======== Records for this task
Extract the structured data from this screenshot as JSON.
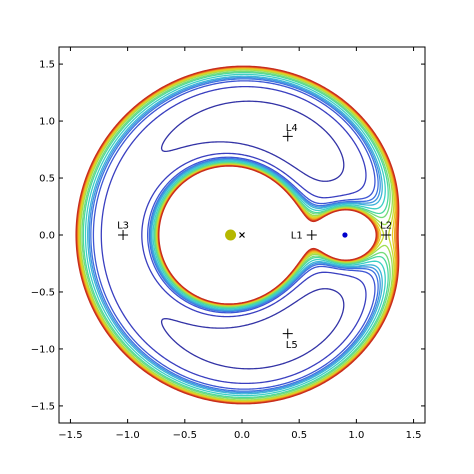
{
  "chart_data": {
    "type": "contour",
    "title": "",
    "xlabel": "",
    "ylabel": "",
    "xlim": [
      -1.6,
      1.6
    ],
    "ylim": [
      -1.65,
      1.65
    ],
    "aspect": "equal",
    "grid": false,
    "legend": "none",
    "xticks": [
      "−1.5",
      "−1.0",
      "−0.5",
      "0.0",
      "0.5",
      "1.0",
      "1.5"
    ],
    "yticks": [
      "1.5",
      "1.0",
      "0.5",
      "0.0",
      "−0.5",
      "−1.0",
      "−1.5"
    ],
    "xtick_values": [
      -1.5,
      -1.0,
      -0.5,
      0.0,
      0.5,
      1.0,
      1.5
    ],
    "ytick_values": [
      1.5,
      1.0,
      0.5,
      0.0,
      -0.5,
      -1.0,
      -1.5
    ],
    "mass_ratio": 0.1,
    "contour_levels": [
      -1.42,
      -1.52,
      -1.6,
      -1.64,
      -1.655,
      -1.665,
      -1.675,
      -1.69,
      -1.705,
      -1.715,
      -1.727,
      -1.735,
      -1.742,
      -1.748,
      -1.753,
      -1.757,
      -1.761
    ],
    "contour_colors": [
      "#2b2b8f",
      "#3333a6",
      "#3a3fc0",
      "#3d55d4",
      "#3f72e0",
      "#3f94e0",
      "#3cb4d8",
      "#3ccfc4",
      "#4cd8a0",
      "#73dc78",
      "#9ede50",
      "#c8dc32",
      "#e6cc24",
      "#f0a820",
      "#ea7c1e",
      "#de4e1c",
      "#c82c1c"
    ],
    "points": [
      {
        "label": "",
        "x": -0.1,
        "y": 0.0,
        "marker": "large-dot",
        "color": "#b5b800"
      },
      {
        "label": "",
        "x": 0.0,
        "y": 0.0,
        "marker": "x",
        "color": "#000000"
      },
      {
        "label": "",
        "x": 0.9,
        "y": 0.0,
        "marker": "small-dot",
        "color": "#0000cc"
      }
    ],
    "lagrange_points": [
      {
        "label": "L1",
        "x": 0.61,
        "y": 0.0
      },
      {
        "label": "L2",
        "x": 1.26,
        "y": 0.0
      },
      {
        "label": "L3",
        "x": -1.04,
        "y": 0.0
      },
      {
        "label": "L4",
        "x": 0.4,
        "y": 0.866
      },
      {
        "label": "L5",
        "x": 0.4,
        "y": -0.866
      }
    ]
  }
}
================
## Your objective
Determine the number of lines in these entries that contain the word "marker", and write only that number.

## Exercise response
3